Source text:
The extended AndroidRipper tool generates test cases watching for events that cause a reaction from the application. Once the events that cause a reaction are detected, the technique of Amalfitano et al. generates test cases based on event-patterns identified by the authors. Therefore, the tool does not focus on testing high-level context variations.
By studying the papers of Griebe and Gruhn [44], Vieira et al. [37], and Amalfitano et al. [42], we found two papers related to testing context-aware Android applications: Mirza and Khan [110] and Luo et al. [111]. The corresponding tools are presented in the sequel.
Mirza and Khan [110] argues that testing context-aware applications is a difficult task due to challenges such as developing test adequacy and coverage criteria, context adaptation, context data generation, designing context-aware test cases, developing test oracle, and devising new testing techniques to test context-aware applications. In response to these challenges, they argue that context adaptation cannot be modeled using a standard notation such as the UML activity diagram. Therefore, Mirza and Khan extended the UML activity diagram, by adding a context-aware activity node, for behavior modeling of context-aware applications.
Mirza and Khan proposed a test automation framework named as ContextDrive. Its proposed model consists of six phases.
Mirza and Khan’s technique is similar to the one implemented in the tool of the “Custom-built version of the Calabash-Android” section. Therefore, there is also the restriction that the tester has experience in UML activity diagram modeling. In addition, the tool uses static data to execute test cases. Therefore, testing situations that use a lot of sensor data becomes infeasible (i.e., testing a GPS navigator application).

Recorded information:
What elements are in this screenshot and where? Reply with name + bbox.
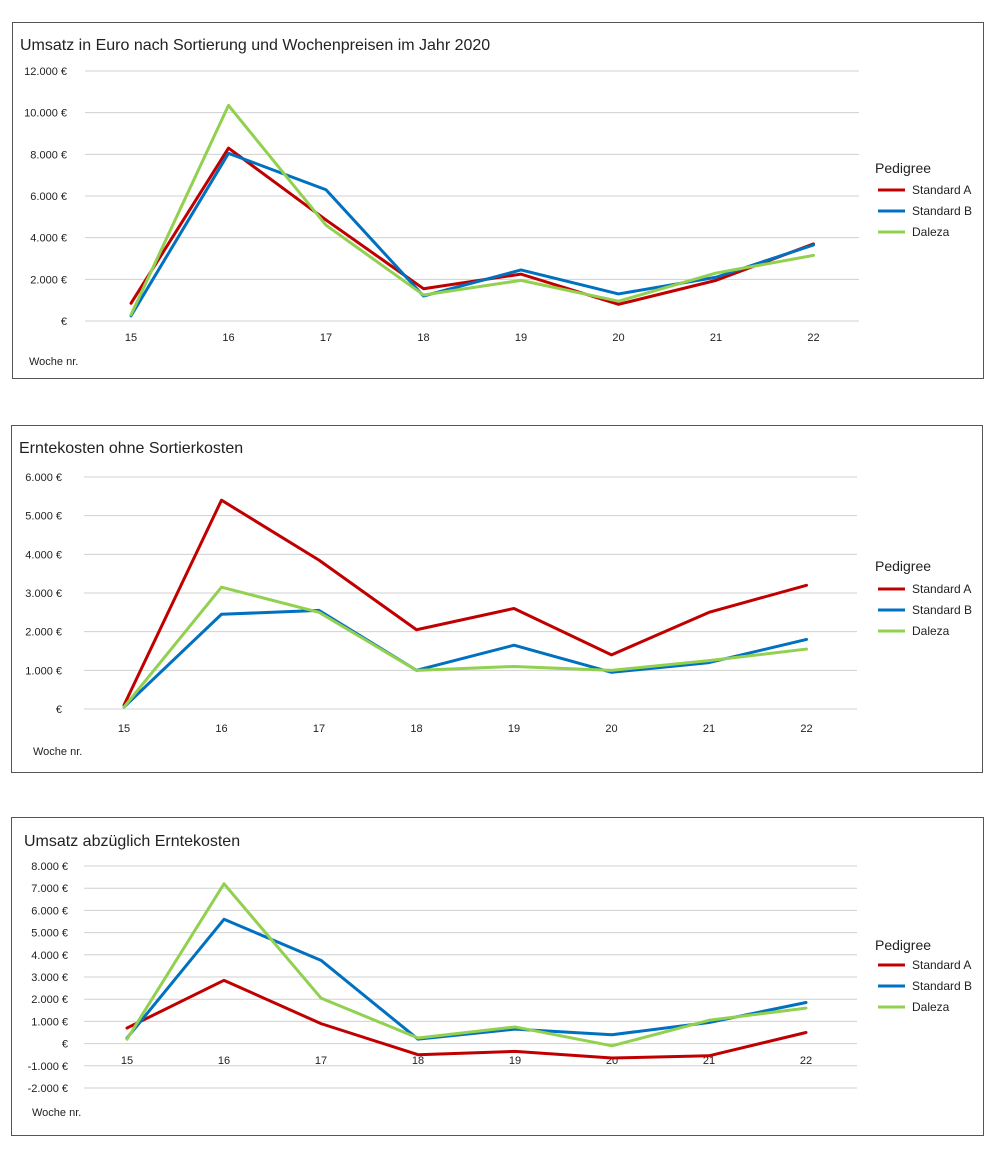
y-tick-label: 8.000 €	[30, 149, 67, 161]
chart-revenue: Umsatz in Euro nach Sortierung und Woche…	[20, 37, 972, 368]
x-tick-label: 18	[410, 723, 422, 735]
chart-title: Umsatz in Euro nach Sortierung und Woche…	[20, 37, 490, 54]
legend-label: Standard B	[912, 204, 972, 218]
series-line-standard-a	[122, 498, 808, 707]
series-line-standard-b	[129, 151, 815, 318]
chart-panel-harvest-costs: Erntekosten ohne Sortierkosten €1.000 € 2…	[11, 425, 983, 773]
chart-harvest-costs: Erntekosten ohne Sortierkosten €1.000 € 2…	[19, 440, 972, 758]
x-tick-label: 16	[222, 332, 234, 344]
y-tick-label: 3.000 €	[25, 588, 62, 600]
x-tick-label: 19	[509, 1055, 521, 1067]
x-tick-label: 22	[807, 332, 819, 344]
chart-net-revenue: Umsatz abzüglich Erntekosten -2.000 € -1.…	[24, 833, 972, 1119]
legend-label: Standard B	[912, 979, 972, 993]
y-tick-label: 3.000 €	[31, 972, 68, 984]
x-tick-label: 18	[417, 332, 429, 344]
x-tick-label: 21	[710, 332, 722, 344]
y-tick-label: 6.000 €	[31, 905, 68, 917]
legend-label: Daleza	[912, 624, 950, 638]
x-tick-label: 22	[800, 723, 812, 735]
series-line-daleza	[122, 585, 808, 709]
legend-label: Daleza	[912, 1000, 950, 1014]
series-line-standard-b	[122, 608, 808, 709]
y-tick-label: -2.000 €	[28, 1083, 68, 1095]
y-tick-label: 10.000 €	[24, 108, 67, 120]
y-tick-label: €	[62, 1039, 68, 1051]
legend-title: Pedigree	[875, 937, 931, 953]
x-tick-label: 17	[315, 1055, 327, 1067]
x-axis-label: Woche nr.	[32, 1107, 81, 1119]
y-tick-label: 1.000 €	[25, 665, 62, 677]
chart-panel-net-revenue: Umsatz abzüglich Erntekosten -2.000 € -1.…	[11, 817, 984, 1136]
y-tick-label: €	[56, 704, 62, 716]
y-tick-label: 5.000 €	[31, 928, 68, 940]
x-tick-label: 21	[703, 1055, 715, 1067]
y-tick-label: 2.000 €	[30, 274, 67, 286]
y-tick-label: -1.000 €	[28, 1061, 68, 1073]
x-axis-label: Woche nr.	[33, 746, 82, 758]
y-tick-label: 8.000 €	[31, 861, 68, 873]
x-tick-label: 17	[313, 723, 325, 735]
y-tick-label: 4.000 €	[25, 549, 62, 561]
x-tick-label: 15	[125, 332, 137, 344]
y-tick-label: 1.000 €	[31, 1016, 68, 1028]
x-axis-label: Woche nr.	[29, 356, 78, 368]
series-line-standard-a	[125, 978, 808, 1060]
y-tick-label: 7.000 €	[31, 883, 68, 895]
x-tick-label: 21	[703, 723, 715, 735]
legend-label: Standard A	[912, 183, 971, 197]
y-tick-label: 4.000 €	[30, 233, 67, 245]
x-tick-label: 18	[412, 1055, 424, 1067]
chart-panel-revenue: Umsatz in Euro nach Sortierung und Woche…	[12, 22, 984, 379]
series-line-standard-a	[129, 146, 815, 306]
chart-title: Erntekosten ohne Sortierkosten	[19, 440, 243, 457]
x-tick-label: 16	[218, 1055, 230, 1067]
series-line-daleza	[125, 882, 808, 1048]
y-tick-label: 5.000 €	[25, 511, 62, 523]
x-tick-label: 16	[215, 723, 227, 735]
legend-label: Standard A	[912, 958, 971, 972]
x-tick-label: 19	[515, 332, 527, 344]
x-tick-label: 17	[320, 332, 332, 344]
series-line-daleza	[129, 103, 815, 317]
y-tick-label: 6.000 €	[25, 472, 62, 484]
x-tick-label: 15	[118, 723, 130, 735]
legend-label: Standard B	[912, 603, 972, 617]
legend-label: Standard A	[912, 582, 971, 596]
legend-title: Pedigree	[875, 160, 931, 176]
legend-title: Pedigree	[875, 558, 931, 574]
y-tick-label: 4.000 €	[31, 950, 68, 962]
x-tick-label: 15	[121, 1055, 133, 1067]
y-tick-label: €	[61, 316, 67, 328]
y-tick-label: 2.000 €	[31, 994, 68, 1006]
x-tick-label: 20	[612, 332, 624, 344]
y-tick-label: 6.000 €	[30, 191, 67, 203]
legend-label: Daleza	[912, 225, 950, 239]
x-tick-label: 19	[508, 723, 520, 735]
x-tick-label: 22	[800, 1055, 812, 1067]
x-tick-label: 20	[605, 723, 617, 735]
y-tick-label: 2.000 €	[25, 627, 62, 639]
y-tick-label: 12.000 €	[24, 66, 67, 78]
chart-title: Umsatz abzüglich Erntekosten	[24, 833, 240, 850]
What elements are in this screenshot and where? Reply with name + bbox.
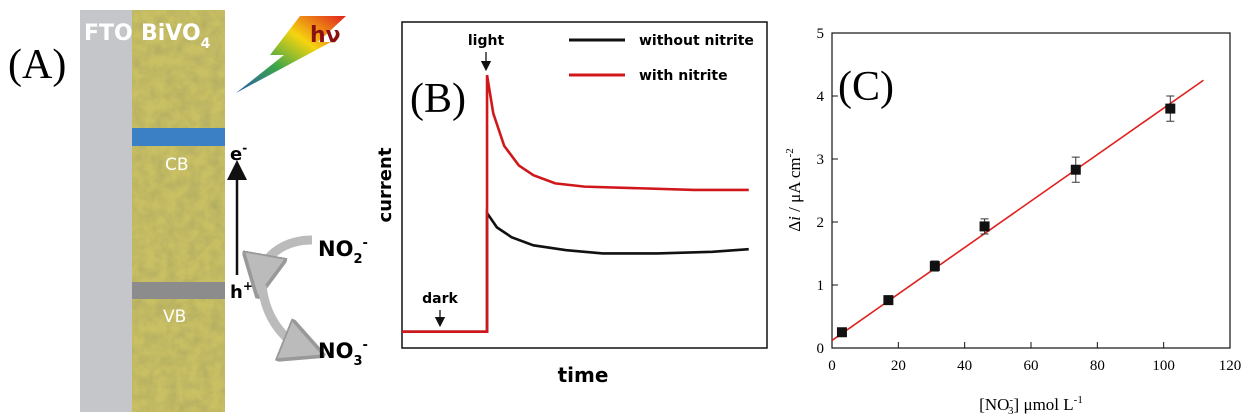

Required work:
Proceed with the passage on testing context-aware Android applications, beginning after its final sentence. The records bear no relation to the text on context-aware Android testing tools.

Output of the exercise:
One of the difficulties in testing context-aware applications is the heterogeneity of context information and the difficulty and/or high cost of reproducing contextual settings. As an example, Luo et al. [111] present a real-time fall detection application; the application detects when the user drops the mobile phone under different circumstances such as falling out of the pocket or falling out of the hand. The application is programmed to send an email to a caregiver every time a fall event is detected by the phone. For this application, testing new versions of the application is very costly. Thus, Luo et al. [111] introduce the TestAWARE tool.
TestAWARE is able to download, replay, and emulate contextual data on either physical or emulators devices. In other words, the tool is able to obtain and replay “context” and thus provide a reliable and repeatable setting for testing context-aware applications.
Luo et al. compare their tools with other available tools. In summary, they say TestAWARE aims at a wide variety of mobile context-aware applications and testing scenarios. It is possible because TestAWARE incorporates heterogeneous data (i.e., sensory data, events, and audio), multiple data sources (i.e., online, local, and manipulated data), black-box and white-box testing, functional/non-functional property examination, and the environments of device/emulator.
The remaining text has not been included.